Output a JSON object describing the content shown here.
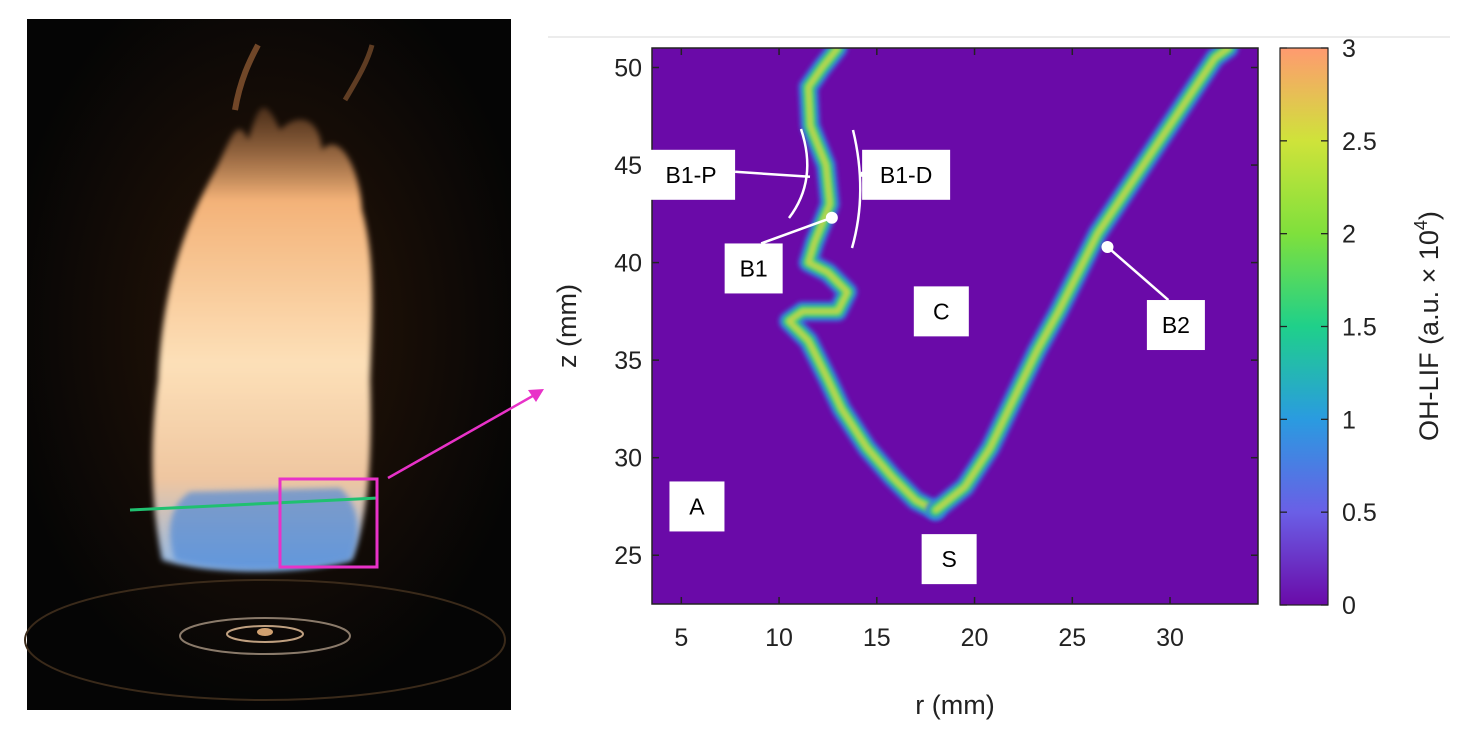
{
  "chart_data": {
    "type": "heatmap",
    "title": "",
    "xlabel": "r (mm)",
    "ylabel": "z (mm)",
    "xlim": [
      3.5,
      34.5
    ],
    "ylim": [
      22.5,
      51
    ],
    "xticks": [
      5,
      10,
      15,
      20,
      25,
      30
    ],
    "yticks": [
      25,
      30,
      35,
      40,
      45,
      50
    ],
    "grid": false,
    "colorbar": {
      "label_main": "OH-LIF (a.u. × 10",
      "label_exp": "4",
      "label_close": ")",
      "range": [
        0,
        3
      ],
      "ticks": [
        0,
        0.5,
        1,
        1.5,
        2,
        2.5,
        3
      ],
      "tick_labels": [
        "0",
        "0.5",
        "1",
        "1.5",
        "2",
        "2.5",
        "3"
      ],
      "colors": [
        "#6a0aa8",
        "#6a5fe6",
        "#2a9be0",
        "#1fd08a",
        "#7fe03c",
        "#cfe33a",
        "#ff9a70"
      ]
    },
    "background_color": "#6a0aa8",
    "flame_front_branch_1": {
      "r": [
        13.0,
        12.2,
        11.5,
        11.6,
        12.4,
        12.6,
        11.8,
        11.5,
        12.5,
        13.5,
        13.0,
        11.2,
        10.5,
        11.5,
        12.0,
        12.5,
        13.2,
        14.5,
        15.8,
        17.0,
        18.0
      ],
      "z": [
        51,
        50,
        49,
        47,
        45,
        43,
        41,
        40,
        39.5,
        38.5,
        37.5,
        37.5,
        37,
        36,
        35,
        34,
        32.5,
        30.5,
        29,
        27.8,
        27.3
      ]
    },
    "flame_front_branch_2": {
      "r": [
        18.0,
        19.5,
        20.8,
        22.0,
        23.2,
        24.3,
        25.3,
        26.3,
        27.3,
        28.3,
        29.3,
        30.3,
        31.3,
        32.3,
        33.0
      ],
      "z": [
        27.3,
        28.5,
        30.5,
        33,
        35.5,
        37.5,
        39.5,
        41.5,
        43,
        44.5,
        46,
        47.5,
        49,
        50.5,
        51
      ]
    },
    "region_labels": [
      {
        "text": "A",
        "r": 5.8,
        "z": 27.5
      },
      {
        "text": "S",
        "r": 18.7,
        "z": 24.8
      },
      {
        "text": "C",
        "r": 18.3,
        "z": 37.5
      },
      {
        "text": "B1",
        "r": 8.7,
        "z": 39.7
      },
      {
        "text": "B2",
        "r": 30.3,
        "z": 36.8
      },
      {
        "text": "B1-P",
        "r": 5.5,
        "z": 44.5
      },
      {
        "text": "B1-D",
        "r": 16.5,
        "z": 44.5
      }
    ],
    "annotation_points": [
      {
        "name": "B1",
        "r": 12.7,
        "z": 42.3
      },
      {
        "name": "B2",
        "r": 26.8,
        "z": 40.8
      }
    ],
    "inset_photo": {
      "content": "turbulent swirl flame photograph",
      "highlight_color": "#e832c8"
    }
  }
}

Task statement
Return each line from the material above exactly, but not the pictures.

Solution for this problem
Output a JSON object describing the content shown here.
{
  "chart_data": {
    "type": "heatmap",
    "title": "",
    "xlabel": "r (mm)",
    "ylabel": "z (mm)",
    "xlim": [
      3.5,
      34.5
    ],
    "ylim": [
      22.5,
      51
    ],
    "xticks": [
      5,
      10,
      15,
      20,
      25,
      30
    ],
    "yticks": [
      25,
      30,
      35,
      40,
      45,
      50
    ],
    "grid": false,
    "colorbar": {
      "label_main": "OH-LIF (a.u. × 10",
      "label_exp": "4",
      "label_close": ")",
      "range": [
        0,
        3
      ],
      "ticks": [
        0,
        0.5,
        1,
        1.5,
        2,
        2.5,
        3
      ],
      "tick_labels": [
        "0",
        "0.5",
        "1",
        "1.5",
        "2",
        "2.5",
        "3"
      ],
      "colors": [
        "#6a0aa8",
        "#6a5fe6",
        "#2a9be0",
        "#1fd08a",
        "#7fe03c",
        "#cfe33a",
        "#ff9a70"
      ]
    },
    "background_color": "#6a0aa8",
    "flame_front_branch_1": {
      "r": [
        13.0,
        12.2,
        11.5,
        11.6,
        12.4,
        12.6,
        11.8,
        11.5,
        12.5,
        13.5,
        13.0,
        11.2,
        10.5,
        11.5,
        12.0,
        12.5,
        13.2,
        14.5,
        15.8,
        17.0,
        18.0
      ],
      "z": [
        51,
        50,
        49,
        47,
        45,
        43,
        41,
        40,
        39.5,
        38.5,
        37.5,
        37.5,
        37,
        36,
        35,
        34,
        32.5,
        30.5,
        29,
        27.8,
        27.3
      ]
    },
    "flame_front_branch_2": {
      "r": [
        18.0,
        19.5,
        20.8,
        22.0,
        23.2,
        24.3,
        25.3,
        26.3,
        27.3,
        28.3,
        29.3,
        30.3,
        31.3,
        32.3,
        33.0
      ],
      "z": [
        27.3,
        28.5,
        30.5,
        33,
        35.5,
        37.5,
        39.5,
        41.5,
        43,
        44.5,
        46,
        47.5,
        49,
        50.5,
        51
      ]
    },
    "region_labels": [
      {
        "text": "A",
        "r": 5.8,
        "z": 27.5
      },
      {
        "text": "S",
        "r": 18.7,
        "z": 24.8
      },
      {
        "text": "C",
        "r": 18.3,
        "z": 37.5
      },
      {
        "text": "B1",
        "r": 8.7,
        "z": 39.7
      },
      {
        "text": "B2",
        "r": 30.3,
        "z": 36.8
      },
      {
        "text": "B1-P",
        "r": 5.5,
        "z": 44.5
      },
      {
        "text": "B1-D",
        "r": 16.5,
        "z": 44.5
      }
    ],
    "annotation_points": [
      {
        "name": "B1",
        "r": 12.7,
        "z": 42.3
      },
      {
        "name": "B2",
        "r": 26.8,
        "z": 40.8
      }
    ],
    "inset_photo": {
      "content": "turbulent swirl flame photograph",
      "highlight_color": "#e832c8"
    }
  }
}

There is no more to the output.